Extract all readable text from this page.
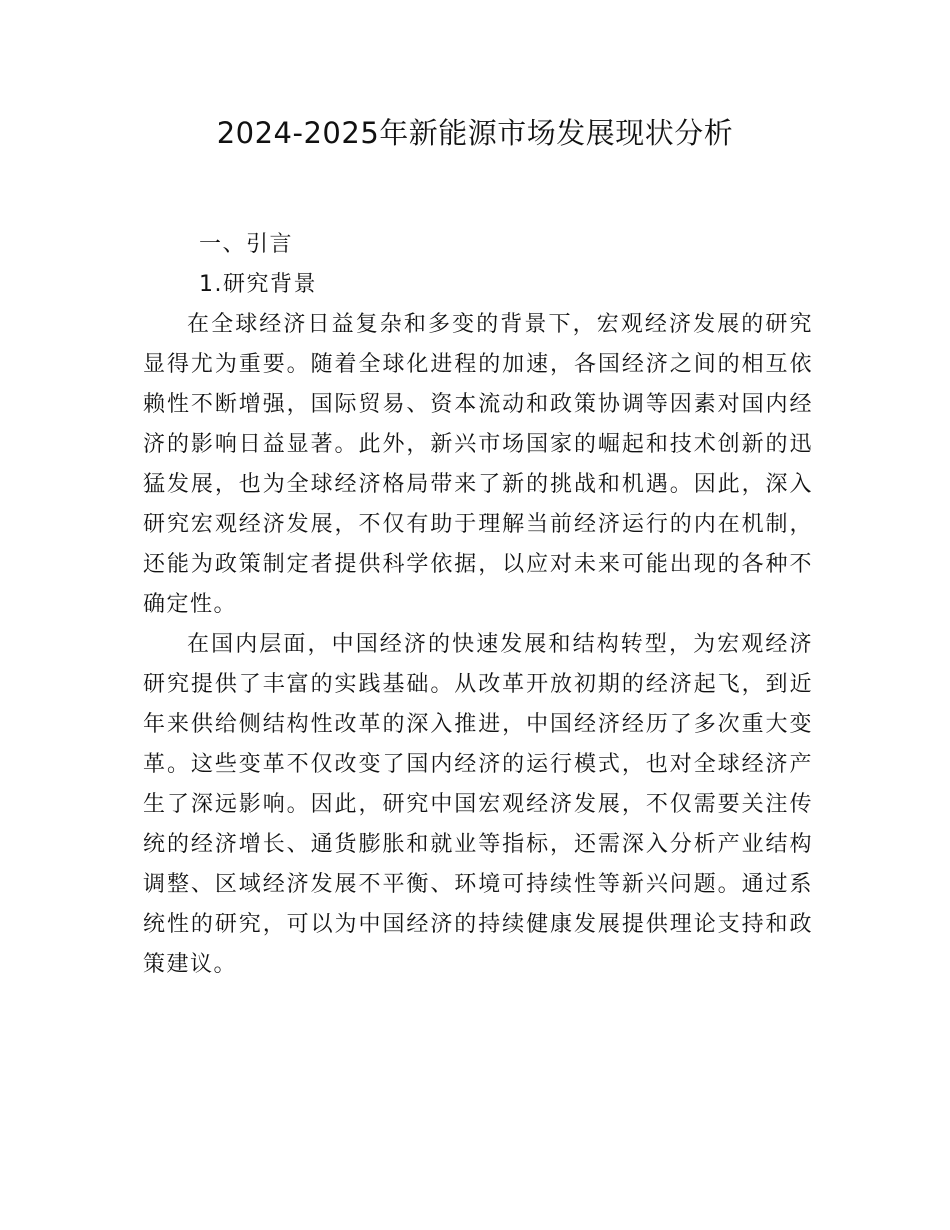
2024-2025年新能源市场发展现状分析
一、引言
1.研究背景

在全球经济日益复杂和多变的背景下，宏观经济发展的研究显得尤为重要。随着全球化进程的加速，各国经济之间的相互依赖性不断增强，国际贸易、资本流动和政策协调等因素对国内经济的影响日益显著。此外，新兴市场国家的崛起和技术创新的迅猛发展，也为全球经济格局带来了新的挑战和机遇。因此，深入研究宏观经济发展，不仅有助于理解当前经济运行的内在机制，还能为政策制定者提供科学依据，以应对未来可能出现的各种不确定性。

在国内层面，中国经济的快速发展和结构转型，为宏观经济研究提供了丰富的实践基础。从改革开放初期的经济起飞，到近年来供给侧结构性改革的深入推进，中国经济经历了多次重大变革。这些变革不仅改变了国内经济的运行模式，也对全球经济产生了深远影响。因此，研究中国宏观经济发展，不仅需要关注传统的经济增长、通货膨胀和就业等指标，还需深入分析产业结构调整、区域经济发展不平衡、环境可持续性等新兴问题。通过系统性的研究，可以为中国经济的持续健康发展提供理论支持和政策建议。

===

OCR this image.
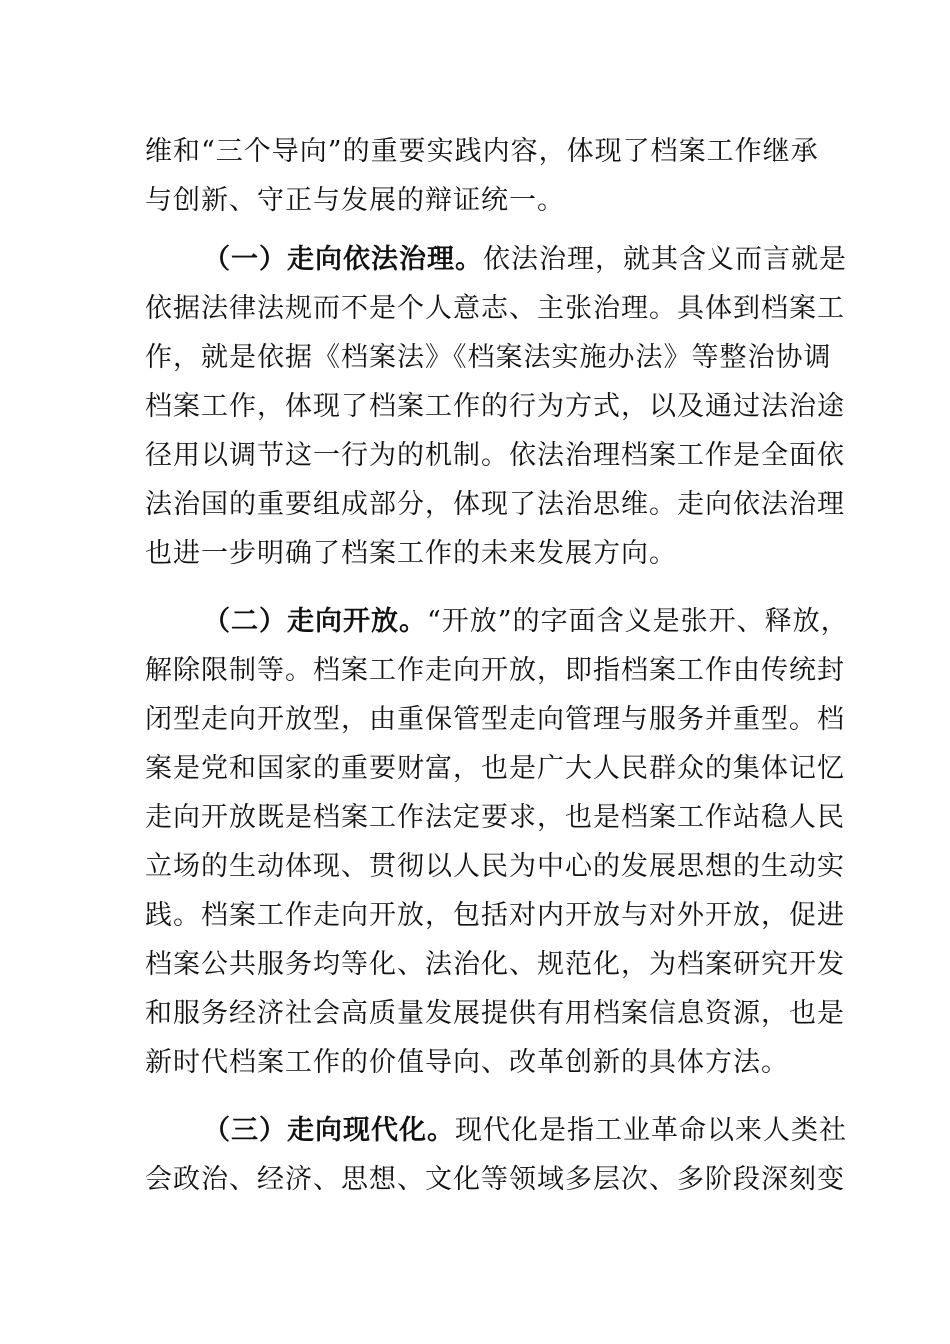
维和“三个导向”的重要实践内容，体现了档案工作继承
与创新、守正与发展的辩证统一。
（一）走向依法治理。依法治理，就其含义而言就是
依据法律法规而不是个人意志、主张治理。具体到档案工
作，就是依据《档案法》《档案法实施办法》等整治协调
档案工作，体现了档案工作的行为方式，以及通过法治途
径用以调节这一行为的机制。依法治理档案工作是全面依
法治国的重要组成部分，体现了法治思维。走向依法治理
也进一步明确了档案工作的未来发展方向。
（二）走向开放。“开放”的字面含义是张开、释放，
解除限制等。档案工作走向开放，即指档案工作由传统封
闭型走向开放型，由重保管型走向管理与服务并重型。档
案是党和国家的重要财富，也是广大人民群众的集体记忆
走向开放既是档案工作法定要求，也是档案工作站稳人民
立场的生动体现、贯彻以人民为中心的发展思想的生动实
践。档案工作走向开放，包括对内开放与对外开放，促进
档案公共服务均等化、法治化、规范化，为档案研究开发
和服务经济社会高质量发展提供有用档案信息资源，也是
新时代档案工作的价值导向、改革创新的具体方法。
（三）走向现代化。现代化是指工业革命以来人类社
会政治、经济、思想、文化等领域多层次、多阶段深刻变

===

__Written task__: Extract every line that has the string "this" in it.

__The response__:
Extract all readable text from this page.
OCR this image.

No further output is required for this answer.